# Exercise task
Set down the material once more, exactly as it appears.

Entries taken from a collection:
┌──
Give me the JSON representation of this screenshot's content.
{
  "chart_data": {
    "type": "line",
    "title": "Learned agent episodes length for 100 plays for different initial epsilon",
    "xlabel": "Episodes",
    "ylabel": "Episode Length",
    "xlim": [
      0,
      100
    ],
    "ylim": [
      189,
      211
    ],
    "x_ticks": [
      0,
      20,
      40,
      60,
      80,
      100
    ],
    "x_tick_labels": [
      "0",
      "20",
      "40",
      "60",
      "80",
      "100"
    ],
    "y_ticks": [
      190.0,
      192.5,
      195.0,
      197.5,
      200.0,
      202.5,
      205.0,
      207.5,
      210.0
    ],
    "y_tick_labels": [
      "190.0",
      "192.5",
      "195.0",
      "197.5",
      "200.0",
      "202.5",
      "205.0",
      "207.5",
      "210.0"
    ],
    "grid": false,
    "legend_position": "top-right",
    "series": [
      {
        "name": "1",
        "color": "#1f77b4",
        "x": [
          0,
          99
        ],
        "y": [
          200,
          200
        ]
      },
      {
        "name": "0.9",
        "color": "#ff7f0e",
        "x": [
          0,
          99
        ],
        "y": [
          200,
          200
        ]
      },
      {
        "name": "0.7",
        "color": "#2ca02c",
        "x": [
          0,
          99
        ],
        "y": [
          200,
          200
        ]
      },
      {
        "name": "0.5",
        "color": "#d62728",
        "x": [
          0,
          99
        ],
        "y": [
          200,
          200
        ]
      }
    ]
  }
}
└──
# Complete answer
Give me the JSON representation of this screenshot's content.
{
  "chart_data": {
    "type": "line",
    "title": "Learned agent episodes length for 100 plays for different initial epsilon",
    "xlabel": "Episodes",
    "ylabel": "Episode Length",
    "xlim": [
      0,
      100
    ],
    "ylim": [
      189,
      211
    ],
    "x_ticks": [
      0,
      20,
      40,
      60,
      80,
      100
    ],
    "x_tick_labels": [
      "0",
      "20",
      "40",
      "60",
      "80",
      "100"
    ],
    "y_ticks": [
      190.0,
      192.5,
      195.0,
      197.5,
      200.0,
      202.5,
      205.0,
      207.5,
      210.0
    ],
    "y_tick_labels": [
      "190.0",
      "192.5",
      "195.0",
      "197.5",
      "200.0",
      "202.5",
      "205.0",
      "207.5",
      "210.0"
    ],
    "grid": false,
    "legend_position": "top-right",
    "series": [
      {
        "name": "1",
        "color": "#1f77b4",
        "x": [
          0,
          99
        ],
        "y": [
          200,
          200
        ]
      },
      {
        "name": "0.9",
        "color": "#ff7f0e",
        "x": [
          0,
          99
        ],
        "y": [
          200,
          200
        ]
      },
      {
        "name": "0.7",
        "color": "#2ca02c",
        "x": [
          0,
          99
        ],
        "y": [
          200,
          200
        ]
      },
      {
        "name": "0.5",
        "color": "#d62728",
        "x": [
          0,
          99
        ],
        "y": [
          200,
          200
        ]
      }
    ]
  }
}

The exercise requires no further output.